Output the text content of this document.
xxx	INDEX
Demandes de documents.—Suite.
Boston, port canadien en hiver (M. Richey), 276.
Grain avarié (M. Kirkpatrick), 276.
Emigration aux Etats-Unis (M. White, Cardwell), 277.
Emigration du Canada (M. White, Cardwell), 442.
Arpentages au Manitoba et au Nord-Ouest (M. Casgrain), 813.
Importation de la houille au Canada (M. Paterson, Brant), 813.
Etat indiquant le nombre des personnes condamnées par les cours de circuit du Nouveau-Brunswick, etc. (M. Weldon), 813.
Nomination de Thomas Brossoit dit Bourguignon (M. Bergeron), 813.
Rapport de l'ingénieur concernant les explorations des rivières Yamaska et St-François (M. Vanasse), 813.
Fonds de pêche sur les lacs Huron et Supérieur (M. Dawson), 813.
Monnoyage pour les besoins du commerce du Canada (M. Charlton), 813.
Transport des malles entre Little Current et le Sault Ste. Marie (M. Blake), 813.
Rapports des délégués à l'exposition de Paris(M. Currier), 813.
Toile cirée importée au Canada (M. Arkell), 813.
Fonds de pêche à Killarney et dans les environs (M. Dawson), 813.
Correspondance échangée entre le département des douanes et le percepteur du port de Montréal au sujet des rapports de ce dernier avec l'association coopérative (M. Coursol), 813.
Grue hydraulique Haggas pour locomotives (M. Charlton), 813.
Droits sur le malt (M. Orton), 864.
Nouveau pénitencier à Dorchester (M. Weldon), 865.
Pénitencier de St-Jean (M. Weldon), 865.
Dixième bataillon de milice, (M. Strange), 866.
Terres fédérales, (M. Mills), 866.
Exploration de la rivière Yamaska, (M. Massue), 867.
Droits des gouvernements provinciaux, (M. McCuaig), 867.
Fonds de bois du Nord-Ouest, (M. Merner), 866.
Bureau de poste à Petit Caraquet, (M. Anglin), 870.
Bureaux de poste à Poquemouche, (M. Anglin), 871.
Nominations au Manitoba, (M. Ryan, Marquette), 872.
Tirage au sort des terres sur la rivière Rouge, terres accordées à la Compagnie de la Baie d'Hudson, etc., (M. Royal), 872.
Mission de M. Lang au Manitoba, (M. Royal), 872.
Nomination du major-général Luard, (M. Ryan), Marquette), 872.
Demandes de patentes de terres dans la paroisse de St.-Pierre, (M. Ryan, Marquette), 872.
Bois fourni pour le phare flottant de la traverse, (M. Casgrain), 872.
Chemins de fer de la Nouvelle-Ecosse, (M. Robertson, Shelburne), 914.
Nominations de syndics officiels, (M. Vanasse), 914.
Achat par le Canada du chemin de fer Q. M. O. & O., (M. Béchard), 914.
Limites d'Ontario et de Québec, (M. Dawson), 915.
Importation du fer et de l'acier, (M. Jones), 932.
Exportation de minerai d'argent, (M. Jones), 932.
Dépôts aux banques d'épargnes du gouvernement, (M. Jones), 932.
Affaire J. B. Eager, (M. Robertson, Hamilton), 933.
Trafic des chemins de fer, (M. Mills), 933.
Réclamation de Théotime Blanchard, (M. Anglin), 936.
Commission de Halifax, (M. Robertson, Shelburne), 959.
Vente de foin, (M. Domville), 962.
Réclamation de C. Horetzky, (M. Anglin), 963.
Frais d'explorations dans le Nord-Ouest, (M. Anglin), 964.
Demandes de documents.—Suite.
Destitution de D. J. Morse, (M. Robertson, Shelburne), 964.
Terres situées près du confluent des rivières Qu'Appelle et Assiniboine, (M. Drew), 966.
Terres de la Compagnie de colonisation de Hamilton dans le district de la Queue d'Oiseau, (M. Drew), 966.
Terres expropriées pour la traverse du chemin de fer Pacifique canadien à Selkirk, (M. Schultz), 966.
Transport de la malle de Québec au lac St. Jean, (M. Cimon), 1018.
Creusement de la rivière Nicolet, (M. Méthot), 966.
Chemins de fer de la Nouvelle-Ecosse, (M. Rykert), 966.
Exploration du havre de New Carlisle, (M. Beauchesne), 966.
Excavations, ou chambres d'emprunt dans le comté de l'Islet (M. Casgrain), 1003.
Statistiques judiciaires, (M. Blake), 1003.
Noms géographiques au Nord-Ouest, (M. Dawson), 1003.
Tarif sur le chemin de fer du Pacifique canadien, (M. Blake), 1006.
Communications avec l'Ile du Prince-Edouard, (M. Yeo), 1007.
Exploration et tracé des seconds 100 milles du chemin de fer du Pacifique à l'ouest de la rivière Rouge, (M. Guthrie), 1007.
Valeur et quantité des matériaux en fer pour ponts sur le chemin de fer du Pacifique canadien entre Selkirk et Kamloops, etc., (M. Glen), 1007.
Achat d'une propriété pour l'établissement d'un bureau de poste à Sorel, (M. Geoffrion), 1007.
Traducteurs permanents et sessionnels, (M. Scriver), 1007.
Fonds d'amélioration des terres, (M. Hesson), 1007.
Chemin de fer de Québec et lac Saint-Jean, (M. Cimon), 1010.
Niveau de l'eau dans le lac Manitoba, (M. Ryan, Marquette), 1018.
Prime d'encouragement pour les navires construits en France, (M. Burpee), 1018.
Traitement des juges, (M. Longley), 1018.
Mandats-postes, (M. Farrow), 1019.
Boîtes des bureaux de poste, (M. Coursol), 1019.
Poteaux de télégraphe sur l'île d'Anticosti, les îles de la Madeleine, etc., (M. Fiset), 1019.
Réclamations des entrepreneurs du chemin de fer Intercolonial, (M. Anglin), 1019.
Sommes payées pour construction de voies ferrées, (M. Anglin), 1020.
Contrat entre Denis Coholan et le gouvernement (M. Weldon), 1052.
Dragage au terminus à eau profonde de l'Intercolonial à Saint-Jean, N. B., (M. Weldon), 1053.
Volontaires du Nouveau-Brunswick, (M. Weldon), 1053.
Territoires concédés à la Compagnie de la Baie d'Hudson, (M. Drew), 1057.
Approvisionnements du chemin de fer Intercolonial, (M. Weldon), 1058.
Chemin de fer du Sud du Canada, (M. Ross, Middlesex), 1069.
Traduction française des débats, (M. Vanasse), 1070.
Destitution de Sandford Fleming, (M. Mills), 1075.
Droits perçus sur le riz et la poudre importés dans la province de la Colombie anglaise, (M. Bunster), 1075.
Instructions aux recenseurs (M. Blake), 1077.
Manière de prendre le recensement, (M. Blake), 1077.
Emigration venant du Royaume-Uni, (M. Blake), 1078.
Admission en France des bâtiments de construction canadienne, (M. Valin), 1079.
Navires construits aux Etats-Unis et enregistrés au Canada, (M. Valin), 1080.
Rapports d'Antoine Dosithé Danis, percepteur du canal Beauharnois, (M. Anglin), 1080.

——

Directive:
Make an exact copy of every line in the data.

Result of this task:
Output the text content of this document.
xxx	INDEX
Demandes de documents.—Suite.
Boston, port canadien en hiver (M. Richey), 276.
Grain avarié (M. Kirkpatrick), 276.
Emigration aux Etats-Unis (M. White, Cardwell), 277.
Emigration du Canada (M. White, Cardwell), 442.
Arpentages au Manitoba et au Nord-Ouest (M. Casgrain), 813.
Importation de la houille au Canada (M. Paterson, Brant), 813.
Etat indiquant le nombre des personnes condamnées par les cours de circuit du Nouveau-Brunswick, etc. (M. Weldon), 813.
Nomination de Thomas Brossoit dit Bourguignon (M. Bergeron), 813.
Rapport de l'ingénieur concernant les explorations des rivières Yamaska et St-François (M. Vanasse), 813.
Fonds de pêche sur les lacs Huron et Supérieur (M. Dawson), 813.
Monnoyage pour les besoins du commerce du Canada (M. Charlton), 813.
Transport des malles entre Little Current et le Sault Ste. Marie (M. Blake), 813.
Rapports des délégués à l'exposition de Paris(M. Currier), 813.
Toile cirée importée au Canada (M. Arkell), 813.
Fonds de pêche à Killarney et dans les environs (M. Dawson), 813.
Correspondance échangée entre le département des douanes et le percepteur du port de Montréal au sujet des rapports de ce dernier avec l'association coopérative (M. Coursol), 813.
Grue hydraulique Haggas pour locomotives (M. Charlton), 813.
Droits sur le malt (M. Orton), 864.
Nouveau pénitencier à Dorchester (M. Weldon), 865.
Pénitencier de St-Jean (M. Weldon), 865.
Dixième bataillon de milice, (M. Strange), 866.
Terres fédérales, (M. Mills), 866.
Exploration de la rivière Yamaska, (M. Massue), 867.
Droits des gouvernements provinciaux, (M. McCuaig), 867.
Fonds de bois du Nord-Ouest, (M. Merner), 866.
Bureau de poste à Petit Caraquet, (M. Anglin), 870.
Bureaux de poste à Poquemouche, (M. Anglin), 871.
Nominations au Manitoba, (M. Ryan, Marquette), 872.
Tirage au sort des terres sur la rivière Rouge, terres accordées à la Compagnie de la Baie d'Hudson, etc., (M. Royal), 872.
Mission de M. Lang au Manitoba, (M. Royal), 872.
Nomination du major-général Luard, (M. Ryan), Marquette), 872.
Demandes de patentes de terres dans la paroisse de St.-Pierre, (M. Ryan, Marquette), 872.
Bois fourni pour le phare flottant de la traverse, (M. Casgrain), 872.
Chemins de fer de la Nouvelle-Ecosse, (M. Robertson, Shelburne), 914.
Nominations de syndics officiels, (M. Vanasse), 914.
Achat par le Canada du chemin de fer Q. M. O. & O., (M. Béchard), 914.
Limites d'Ontario et de Québec, (M. Dawson), 915.
Importation du fer et de l'acier, (M. Jones), 932.
Exportation de minerai d'argent, (M. Jones), 932.
Dépôts aux banques d'épargnes du gouvernement, (M. Jones), 932.
Affaire J. B. Eager, (M. Robertson, Hamilton), 933.
Trafic des chemins de fer, (M. Mills), 933.
Réclamation de Théotime Blanchard, (M. Anglin), 936.
Commission de Halifax, (M. Robertson, Shelburne), 959.
Vente de foin, (M. Domville), 962.
Réclamation de C. Horetzky, (M. Anglin), 963.
Frais d'explorations dans le Nord-Ouest, (M. Anglin), 964.
Demandes de documents.—Suite.
Destitution de D. J. Morse, (M. Robertson, Shelburne), 964.
Terres situées près du confluent des rivières Qu'Appelle et Assiniboine, (M. Drew), 966.
Terres de la Compagnie de colonisation de Hamilton dans le district de la Queue d'Oiseau, (M. Drew), 966.
Terres expropriées pour la traverse du chemin de fer Pacifique canadien à Selkirk, (M. Schultz), 966.
Transport de la malle de Québec au lac St. Jean, (M. Cimon), 1018.
Creusement de la rivière Nicolet, (M. Méthot), 966.
Chemins de fer de la Nouvelle-Ecosse, (M. Rykert), 966.
Exploration du havre de New Carlisle, (M. Beauchesne), 966.
Excavations, ou chambres d'emprunt dans le comté de l'Islet (M. Casgrain), 1003.
Statistiques judiciaires, (M. Blake), 1003.
Noms géographiques au Nord-Ouest, (M. Dawson), 1003.
Tarif sur le chemin de fer du Pacifique canadien, (M. Blake), 1006.
Communications avec l'Ile du Prince-Edouard, (M. Yeo), 1007.
Exploration et tracé des seconds 100 milles du chemin de fer du Pacifique à l'ouest de la rivière Rouge, (M. Guthrie), 1007.
Valeur et quantité des matériaux en fer pour ponts sur le chemin de fer du Pacifique canadien entre Selkirk et Kamloops, etc., (M. Glen), 1007.
Achat d'une propriété pour l'établissement d'un bureau de poste à Sorel, (M. Geoffrion), 1007.
Traducteurs permanents et sessionnels, (M. Scriver), 1007.
Fonds d'amélioration des terres, (M. Hesson), 1007.
Chemin de fer de Québec et lac Saint-Jean, (M. Cimon), 1010.
Niveau de l'eau dans le lac Manitoba, (M. Ryan, Marquette), 1018.
Prime d'encouragement pour les navires construits en France, (M. Burpee), 1018.
Traitement des juges, (M. Longley), 1018.
Mandats-postes, (M. Farrow), 1019.
Boîtes des bureaux de poste, (M. Coursol), 1019.
Poteaux de télégraphe sur l'île d'Anticosti, les îles de la Madeleine, etc., (M. Fiset), 1019.
Réclamations des entrepreneurs du chemin de fer Intercolonial, (M. Anglin), 1019.
Sommes payées pour construction de voies ferrées, (M. Anglin), 1020.
Contrat entre Denis Coholan et le gouvernement (M. Weldon), 1052.
Dragage au terminus à eau profonde de l'Intercolonial à Saint-Jean, N. B., (M. Weldon), 1053.
Volontaires du Nouveau-Brunswick, (M. Weldon), 1053.
Territoires concédés à la Compagnie de la Baie d'Hudson, (M. Drew), 1057.
Approvisionnements du chemin de fer Intercolonial, (M. Weldon), 1058.
Chemin de fer du Sud du Canada, (M. Ross, Middlesex), 1069.
Traduction française des débats, (M. Vanasse), 1070.
Destitution de Sandford Fleming, (M. Mills), 1075.
Droits perçus sur le riz et la poudre importés dans la province de la Colombie anglaise, (M. Bunster), 1075.
Instructions aux recenseurs (M. Blake), 1077.
Manière de prendre le recensement, (M. Blake), 1077.
Emigration venant du Royaume-Uni, (M. Blake), 1078.
Admission en France des bâtiments de construction canadienne, (M. Valin), 1079.
Navires construits aux Etats-Unis et enregistrés au Canada, (M. Valin), 1080.
Rapports d'Antoine Dosithé Danis, percepteur du canal Beauharnois, (M. Anglin), 1080.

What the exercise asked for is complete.